INSTRUCTIONS TO FOLLOW ->
Copy out each line that has "single" in it.

GIVEN RECORDS ->
- - - - - - -
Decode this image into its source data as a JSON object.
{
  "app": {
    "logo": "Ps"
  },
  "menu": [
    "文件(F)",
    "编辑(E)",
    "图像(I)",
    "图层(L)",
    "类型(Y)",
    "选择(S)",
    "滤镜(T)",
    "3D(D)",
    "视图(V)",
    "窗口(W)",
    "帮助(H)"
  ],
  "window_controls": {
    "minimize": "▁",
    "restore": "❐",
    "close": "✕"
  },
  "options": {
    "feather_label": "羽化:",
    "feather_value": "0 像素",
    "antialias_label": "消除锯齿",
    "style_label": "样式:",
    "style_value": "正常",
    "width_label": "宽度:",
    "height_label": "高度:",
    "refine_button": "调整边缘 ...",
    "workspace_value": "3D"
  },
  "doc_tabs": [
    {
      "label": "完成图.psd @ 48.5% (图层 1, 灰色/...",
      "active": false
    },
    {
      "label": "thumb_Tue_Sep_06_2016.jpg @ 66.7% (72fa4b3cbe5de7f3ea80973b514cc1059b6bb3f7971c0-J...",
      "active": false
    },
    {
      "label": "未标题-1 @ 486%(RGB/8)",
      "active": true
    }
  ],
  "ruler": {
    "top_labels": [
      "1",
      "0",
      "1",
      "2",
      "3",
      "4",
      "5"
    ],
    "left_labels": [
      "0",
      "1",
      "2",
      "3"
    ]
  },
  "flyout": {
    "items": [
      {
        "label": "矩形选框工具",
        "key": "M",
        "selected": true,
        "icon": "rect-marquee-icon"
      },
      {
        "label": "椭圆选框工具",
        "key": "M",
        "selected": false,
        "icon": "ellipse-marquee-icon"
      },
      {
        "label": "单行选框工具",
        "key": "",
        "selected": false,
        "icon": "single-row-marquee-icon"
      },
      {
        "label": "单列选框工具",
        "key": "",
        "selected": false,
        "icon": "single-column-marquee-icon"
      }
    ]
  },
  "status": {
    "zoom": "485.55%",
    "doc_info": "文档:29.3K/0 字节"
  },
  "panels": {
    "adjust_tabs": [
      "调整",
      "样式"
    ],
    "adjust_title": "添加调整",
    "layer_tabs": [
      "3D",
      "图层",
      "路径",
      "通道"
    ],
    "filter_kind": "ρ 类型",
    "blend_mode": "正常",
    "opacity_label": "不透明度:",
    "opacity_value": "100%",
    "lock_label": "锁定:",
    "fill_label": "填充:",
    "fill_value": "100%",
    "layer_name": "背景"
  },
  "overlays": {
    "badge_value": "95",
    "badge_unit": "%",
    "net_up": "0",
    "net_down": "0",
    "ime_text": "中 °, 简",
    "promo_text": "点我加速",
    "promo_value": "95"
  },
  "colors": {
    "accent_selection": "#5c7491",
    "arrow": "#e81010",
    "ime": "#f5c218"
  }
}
- - - - - - -
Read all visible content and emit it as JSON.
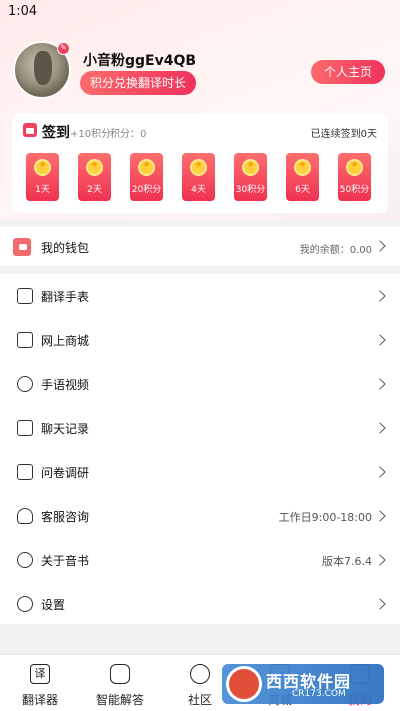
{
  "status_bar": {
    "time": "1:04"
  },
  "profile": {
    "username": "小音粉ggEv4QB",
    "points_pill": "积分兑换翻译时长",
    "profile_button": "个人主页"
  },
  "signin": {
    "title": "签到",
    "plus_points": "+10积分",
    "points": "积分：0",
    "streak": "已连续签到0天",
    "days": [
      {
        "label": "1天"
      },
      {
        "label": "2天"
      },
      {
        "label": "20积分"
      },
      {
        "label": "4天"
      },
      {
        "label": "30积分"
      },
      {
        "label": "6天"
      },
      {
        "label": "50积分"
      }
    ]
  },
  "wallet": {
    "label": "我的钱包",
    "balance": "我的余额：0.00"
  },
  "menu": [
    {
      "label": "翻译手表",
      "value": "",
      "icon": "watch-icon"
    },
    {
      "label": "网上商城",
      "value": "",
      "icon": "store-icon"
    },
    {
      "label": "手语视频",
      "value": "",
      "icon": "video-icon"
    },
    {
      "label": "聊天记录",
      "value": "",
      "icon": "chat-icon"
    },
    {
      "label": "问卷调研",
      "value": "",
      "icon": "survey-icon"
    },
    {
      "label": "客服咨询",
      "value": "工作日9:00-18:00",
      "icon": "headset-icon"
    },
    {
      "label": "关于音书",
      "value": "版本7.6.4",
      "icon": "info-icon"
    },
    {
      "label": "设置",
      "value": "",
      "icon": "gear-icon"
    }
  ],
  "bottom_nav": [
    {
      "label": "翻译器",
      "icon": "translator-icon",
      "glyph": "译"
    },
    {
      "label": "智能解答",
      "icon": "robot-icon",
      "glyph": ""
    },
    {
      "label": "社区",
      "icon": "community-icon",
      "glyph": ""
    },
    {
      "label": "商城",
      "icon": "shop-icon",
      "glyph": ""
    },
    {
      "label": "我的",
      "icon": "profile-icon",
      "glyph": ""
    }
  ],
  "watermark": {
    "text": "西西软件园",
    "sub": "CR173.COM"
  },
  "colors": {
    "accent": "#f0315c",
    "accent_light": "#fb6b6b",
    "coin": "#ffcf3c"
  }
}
- - - - - - -
CORRECT RESPONSE ->
        "icon": "single-row-marquee-icon"
        "icon": "single-column-marquee-icon"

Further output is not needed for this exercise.